--- begin Information shown ---
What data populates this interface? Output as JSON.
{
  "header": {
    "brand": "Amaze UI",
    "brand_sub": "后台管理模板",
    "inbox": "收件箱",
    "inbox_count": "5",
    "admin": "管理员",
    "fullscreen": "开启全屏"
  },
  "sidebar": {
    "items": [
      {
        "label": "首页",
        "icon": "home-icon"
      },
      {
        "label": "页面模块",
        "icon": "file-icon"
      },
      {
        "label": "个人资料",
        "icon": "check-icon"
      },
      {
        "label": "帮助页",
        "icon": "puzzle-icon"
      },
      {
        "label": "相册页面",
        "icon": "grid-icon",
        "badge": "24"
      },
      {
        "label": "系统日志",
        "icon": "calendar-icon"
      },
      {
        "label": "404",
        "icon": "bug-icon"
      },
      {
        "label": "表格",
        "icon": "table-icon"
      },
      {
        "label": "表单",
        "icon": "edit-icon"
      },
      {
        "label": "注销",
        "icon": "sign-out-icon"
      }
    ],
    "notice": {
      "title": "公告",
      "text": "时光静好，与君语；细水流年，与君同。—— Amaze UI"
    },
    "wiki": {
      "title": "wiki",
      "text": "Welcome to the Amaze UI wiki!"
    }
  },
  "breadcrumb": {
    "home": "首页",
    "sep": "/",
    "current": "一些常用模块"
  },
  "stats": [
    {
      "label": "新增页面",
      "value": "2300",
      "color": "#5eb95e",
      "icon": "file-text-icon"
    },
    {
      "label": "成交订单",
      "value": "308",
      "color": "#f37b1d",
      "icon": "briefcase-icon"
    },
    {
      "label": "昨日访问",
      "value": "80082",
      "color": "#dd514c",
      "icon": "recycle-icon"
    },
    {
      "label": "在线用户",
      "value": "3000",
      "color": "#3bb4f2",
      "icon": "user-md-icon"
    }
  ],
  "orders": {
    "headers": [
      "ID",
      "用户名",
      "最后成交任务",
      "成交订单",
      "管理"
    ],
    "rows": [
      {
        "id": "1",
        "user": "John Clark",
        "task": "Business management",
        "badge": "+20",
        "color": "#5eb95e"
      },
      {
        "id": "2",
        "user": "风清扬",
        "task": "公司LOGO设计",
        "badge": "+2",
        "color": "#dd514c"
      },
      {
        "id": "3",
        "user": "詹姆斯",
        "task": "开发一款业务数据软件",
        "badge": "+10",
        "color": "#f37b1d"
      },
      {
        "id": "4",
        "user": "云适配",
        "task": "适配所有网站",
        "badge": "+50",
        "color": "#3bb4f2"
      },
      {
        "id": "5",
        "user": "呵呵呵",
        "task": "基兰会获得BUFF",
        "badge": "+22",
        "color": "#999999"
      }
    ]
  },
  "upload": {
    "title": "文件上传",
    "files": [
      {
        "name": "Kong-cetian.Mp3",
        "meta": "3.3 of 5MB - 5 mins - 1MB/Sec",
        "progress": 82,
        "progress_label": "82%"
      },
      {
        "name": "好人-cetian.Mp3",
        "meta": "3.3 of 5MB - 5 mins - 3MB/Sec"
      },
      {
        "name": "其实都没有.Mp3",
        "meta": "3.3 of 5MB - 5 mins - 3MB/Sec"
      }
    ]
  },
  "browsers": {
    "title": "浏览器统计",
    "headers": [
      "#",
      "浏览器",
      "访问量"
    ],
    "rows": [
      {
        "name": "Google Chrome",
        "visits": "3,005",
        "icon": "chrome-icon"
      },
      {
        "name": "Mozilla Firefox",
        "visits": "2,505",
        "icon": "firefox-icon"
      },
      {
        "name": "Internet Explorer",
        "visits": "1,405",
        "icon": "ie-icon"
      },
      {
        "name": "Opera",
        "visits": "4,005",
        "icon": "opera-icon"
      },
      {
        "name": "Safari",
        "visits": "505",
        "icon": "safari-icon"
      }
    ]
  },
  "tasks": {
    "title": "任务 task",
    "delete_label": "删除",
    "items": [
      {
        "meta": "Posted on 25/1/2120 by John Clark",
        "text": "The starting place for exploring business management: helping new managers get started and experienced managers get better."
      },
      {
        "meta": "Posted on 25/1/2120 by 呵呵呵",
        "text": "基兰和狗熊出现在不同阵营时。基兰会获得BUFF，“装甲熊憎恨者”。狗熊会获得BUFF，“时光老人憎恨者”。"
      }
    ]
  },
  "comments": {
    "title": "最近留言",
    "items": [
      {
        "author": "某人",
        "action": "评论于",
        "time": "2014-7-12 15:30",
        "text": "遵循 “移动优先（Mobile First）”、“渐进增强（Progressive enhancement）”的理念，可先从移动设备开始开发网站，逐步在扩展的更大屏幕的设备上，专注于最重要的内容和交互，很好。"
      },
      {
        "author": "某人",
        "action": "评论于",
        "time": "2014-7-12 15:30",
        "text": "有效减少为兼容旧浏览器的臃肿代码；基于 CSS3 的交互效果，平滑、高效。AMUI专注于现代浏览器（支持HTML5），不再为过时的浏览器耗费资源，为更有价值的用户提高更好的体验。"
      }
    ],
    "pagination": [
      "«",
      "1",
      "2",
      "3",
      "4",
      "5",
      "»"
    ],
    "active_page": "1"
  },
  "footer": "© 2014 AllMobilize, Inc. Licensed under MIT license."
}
--- end Information shown ---
→ Aim of the exercise:
Lines containing the string "name" are to be selected and copied.

→ Full answer:
        "name": "Kong-cetian.Mp3",
        "name": "好人-cetian.Mp3",
        "name": "其实都没有.Mp3",
        "name": "Google Chrome",
        "name": "Mozilla Firefox",
        "name": "Internet Explorer",
        "name": "Opera",
        "name": "Safari",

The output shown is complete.